Work to complete :: Lift out each line of the data that holds "icon".

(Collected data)

Start

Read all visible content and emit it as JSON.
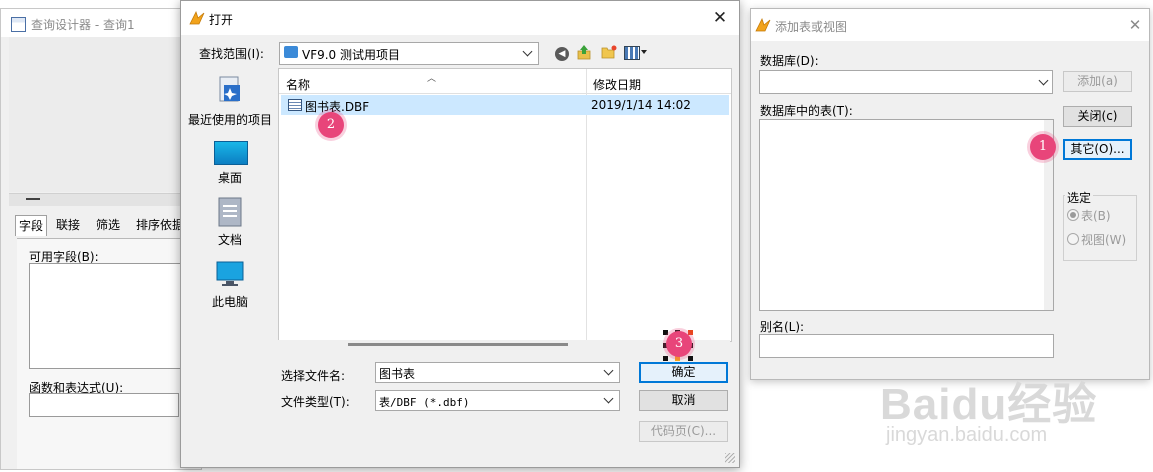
{
  "query_designer": {
    "title": "查询设计器 - 查询1",
    "tabs": [
      "字段",
      "联接",
      "筛选",
      "排序依据"
    ],
    "available_fields_label": "可用字段(B):",
    "functions_label": "函数和表达式(U):"
  },
  "open_dialog": {
    "title": "打开",
    "look_in_label": "查找范围(I):",
    "look_in_value": "VF9.0 测试用项目",
    "places": [
      {
        "label": "最近使用的项目",
        "icon": "recent-items-icon"
      },
      {
        "label": "桌面",
        "icon": "desktop-icon"
      },
      {
        "label": "文档",
        "icon": "documents-icon"
      },
      {
        "label": "此电脑",
        "icon": "this-pc-icon"
      }
    ],
    "columns": {
      "name": "名称",
      "date": "修改日期"
    },
    "files": [
      {
        "name": "图书表.DBF",
        "date": "2019/1/14 14:02",
        "selected": true
      }
    ],
    "filename_label": "选择文件名:",
    "filename_value": "图书表",
    "filetype_label": "文件类型(T):",
    "filetype_value": "表/DBF (*.dbf)",
    "ok_label": "确定",
    "cancel_label": "取消",
    "codepage_label": "代码页(C)..."
  },
  "add_dialog": {
    "title": "添加表或视图",
    "database_label": "数据库(D):",
    "add_label": "添加(a)",
    "tables_label": "数据库中的表(T):",
    "close_label": "关闭(c)",
    "other_label": "其它(O)...",
    "select_group_label": "选定",
    "radio_table": "表(B)",
    "radio_view": "视图(W)",
    "alias_label": "别名(L):"
  },
  "markers": [
    "1",
    "2",
    "3"
  ],
  "watermark": {
    "main": "Baidu经验",
    "url": "jingyan.baidu.com"
  },
  "colors": {
    "selection": "#cce8ff",
    "default_button_border": "#0078d7",
    "marker": "#e8457a"
  }
}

End

Result for this task ::
        "icon": "recent-items-icon"
        "icon": "desktop-icon"
        "icon": "documents-icon"
        "icon": "this-pc-icon"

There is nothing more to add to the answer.